**What needs to be done:** Pick every line from the data that holds the word "greater".

[Data entries]

-------------------------

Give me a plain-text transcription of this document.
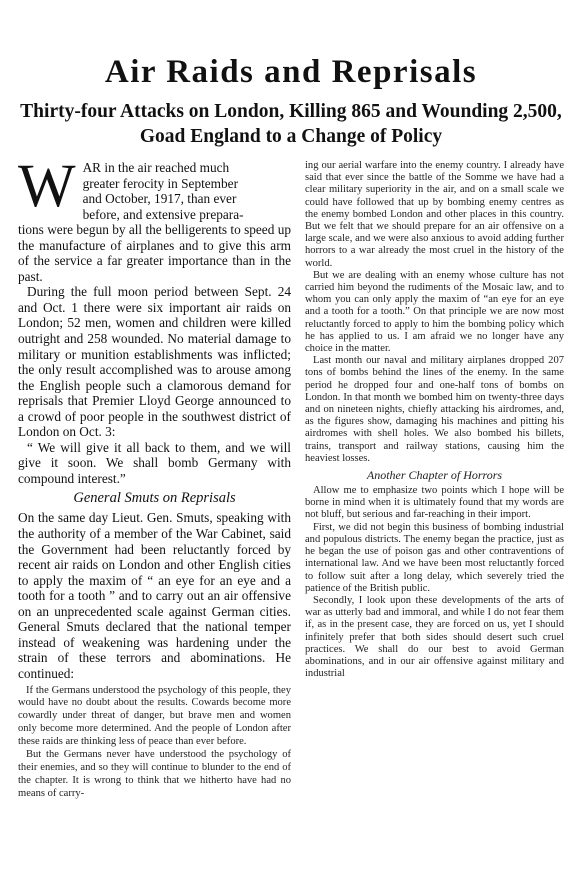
Air Raids and Reprisals
Thirty-four Attacks on London, Killing 865 and Wounding 2,500, Goad England to a Change of Policy

WAR in the air reached much
greater ferocity in September
and October, 1917, than ever
before, and extensive prepara-
tions were begun by all the belligerents to speed up the manufacture of airplanes and to give this arm of the service a far greater importance than in the past.

During the full moon period between Sept. 24 and Oct. 1 there were six important air raids on London; 52 men, women and children were killed outright and 258 wounded. No material damage to military or munition establishments was inflicted; the only result accomplished was to arouse among the English people such a clamorous demand for reprisals that Premier Lloyd George announced to a crowd of poor people in the southwest district of London on Oct. 3:

“ We will give it all back to them, and we will give it soon. We shall bomb Germany with compound interest.”

General Smuts on Reprisals

On the same day Lieut. Gen. Smuts, speaking with the authority of a member of the War Cabinet, said the Government had been reluctantly forced by recent air raids on London and other English cities to apply the maxim of “ an eye for an eye and a tooth for a tooth ” and to carry out an air offensive on an unprecedented scale against German cities. General Smuts declared that the national temper instead of weakening was hardening under the strain of these terrors and abominations. He continued:

If the Germans understood the psychology of this people, they would have no doubt about the results. Cowards become more cowardly under threat of danger, but brave men and women only become more determined. And the people of London after these raids are thinking less of peace than ever before.

But the Germans never have understood the psychology of their enemies, and so they will continue to blunder to the end of the chapter. It is wrong to think that we hitherto have had no means of carry-

ing our aerial warfare into the enemy country. I already have said that ever since the battle of the Somme we have had a clear military superiority in the air, and on a small scale we could have followed that up by bombing enemy centres as the enemy bombed London and other places in this country. But we felt that we should prepare for an air offensive on a large scale, and we were also anxious to avoid adding further horrors to a war already the most cruel in the history of the world.

But we are dealing with an enemy whose culture has not carried him beyond the rudiments of the Mosaic law, and to whom you can only apply the maxim of “an eye for an eye and a tooth for a tooth.” On that principle we are now most reluctantly forced to apply to him the bombing policy which he has applied to us. I am afraid we no longer have any choice in the matter.

Last month our naval and military airplanes dropped 207 tons of bombs behind the lines of the enemy. In the same period he dropped four and one-half tons of bombs on London. In that month we bombed him on twenty-three days and on nineteen nights, chiefly attacking his airdromes, and, as the figures show, damaging his machines and pitting his airdromes with shell holes. We also bombed his billets, trains, transport and railway stations, causing him the heaviest losses.

Another Chapter of Horrors

Allow me to emphasize two points which I hope will be borne in mind when it is ultimately found that my words are not bluff, but serious and far-reaching in their import.

First, we did not begin this business of bombing industrial and populous districts. The enemy began the practice, just as he began the use of poison gas and other contraventions of international law. And we have been most reluctantly forced to follow suit after a long delay, which severely tried the patience of the British public.

Secondly, I look upon these developments of the arts of war as utterly bad and immoral, and while I do not fear them if, as in the present case, they are forced on us, yet I should infinitely prefer that both sides should desert such cruel practices. We shall do our best to avoid German abominations, and in our air offensive against military and industrial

-------------------------

**Reply:**
greater ferocity in September
tions were begun by all the belligerents to speed up the manufacture of airplanes and to give this arm of the service a far greater importance than in the past.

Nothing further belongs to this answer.